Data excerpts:
--

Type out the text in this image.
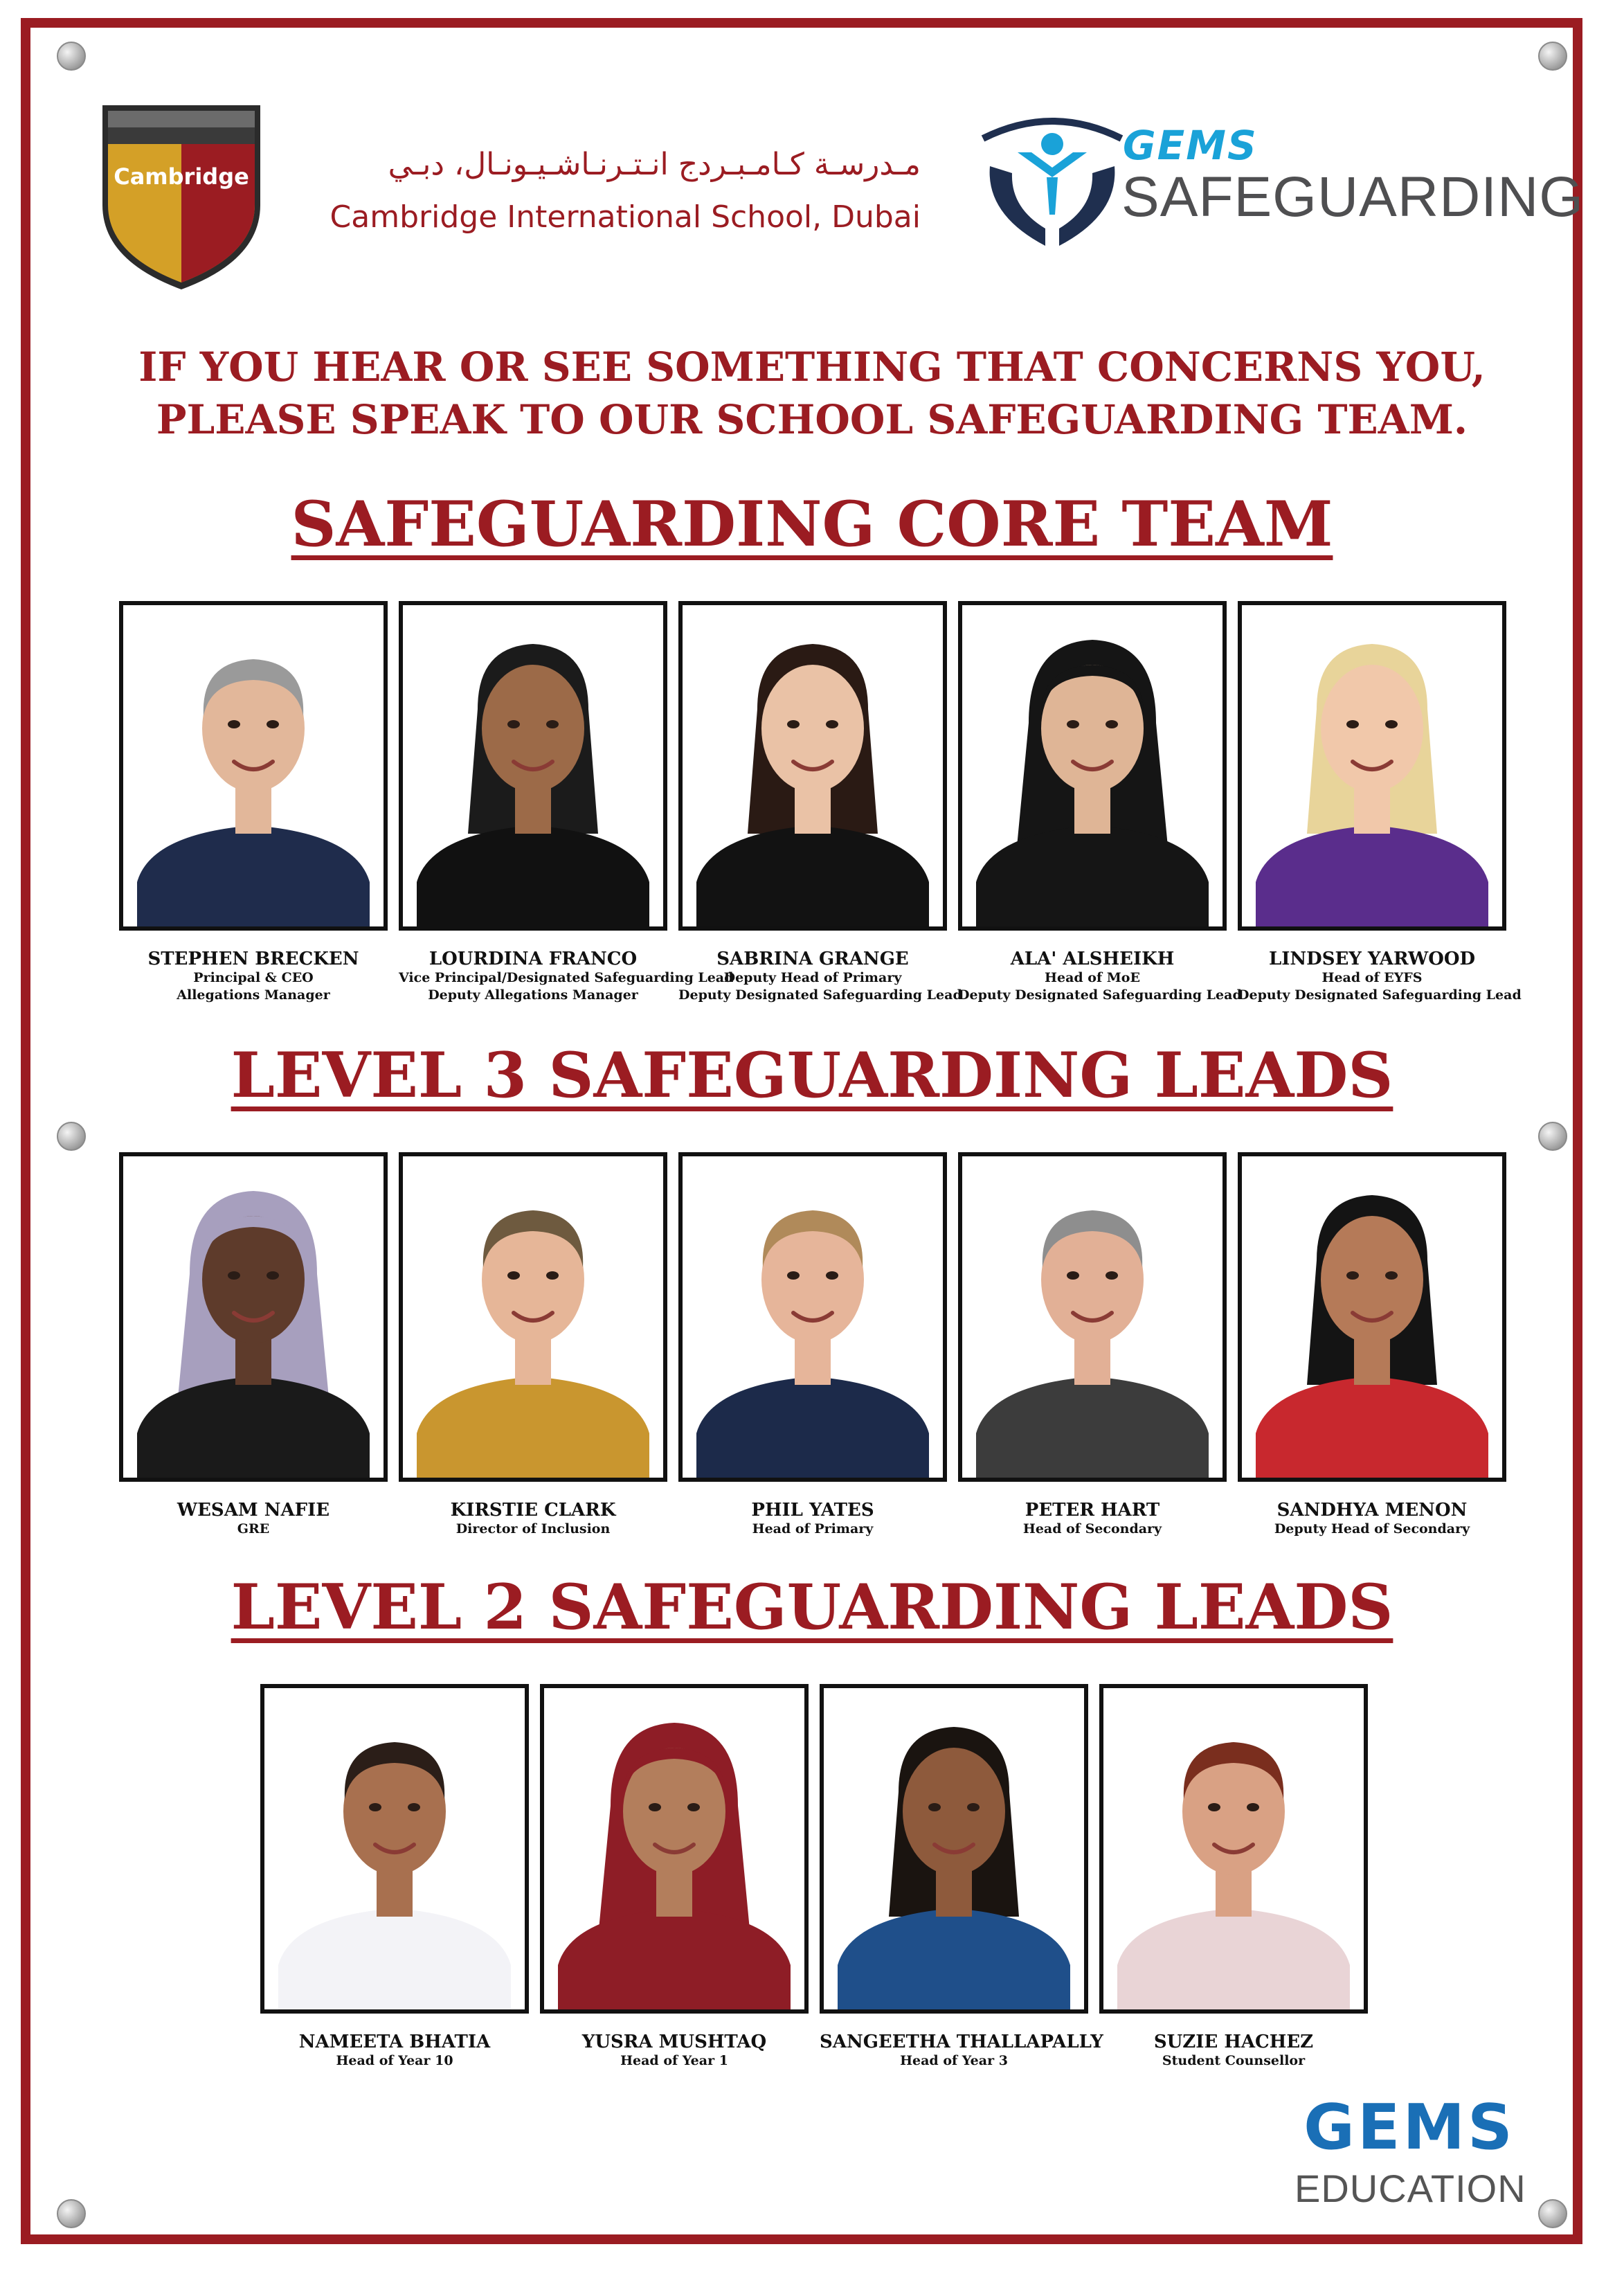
Cambridge	مـدرسـة كـامـبـردج انـتـرنـاشـيـونـال، دبـي
Cambridge International School, Dubai
GEMS
SAFEGUARDING
IF YOU HEAR OR SEE SOMETHING THAT CONCERNS YOU,
PLEASE SPEAK TO OUR SCHOOL SAFEGUARDING TEAM.
SAFEGUARDING CORE TEAM
LEVEL 3 SAFEGUARDING LEADS
LEVEL 2 SAFEGUARDING LEADS
STEPHEN BRECKEN
Principal & CEO
Allegations Manager
LOURDINA FRANCO
Vice Principal/Designated Safeguarding Lead
Deputy Allegations Manager
SABRINA GRANGE
Deputy Head of Primary
Deputy Designated Safeguarding Lead
ALA' ALSHEIKH
Head of MoE
Deputy Designated Safeguarding Lead
LINDSEY YARWOOD
Head of EYFS
Deputy Designated Safeguarding Lead
WESAM NAFIE
GRE
KIRSTIE CLARK
Director of Inclusion
PHIL YATES
Head of Primary
PETER HART
Head of Secondary
SANDHYA MENON
Deputy Head of Secondary
NAMEETA BHATIA
Head of Year 10
YUSRA MUSHTAQ
Head of Year 1
SANGEETHA THALLAPALLY
Head of Year 3
SUZIE HACHEZ
Student Counsellor
GEMS
EDUCATION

--

● **EXERCISE PROMPT**:
Return, from the data, each line that has the word "Principal" in it.

● **EXPECTED ANSWER**:
Principal & CEO
Vice Principal/Designated Safeguarding Lead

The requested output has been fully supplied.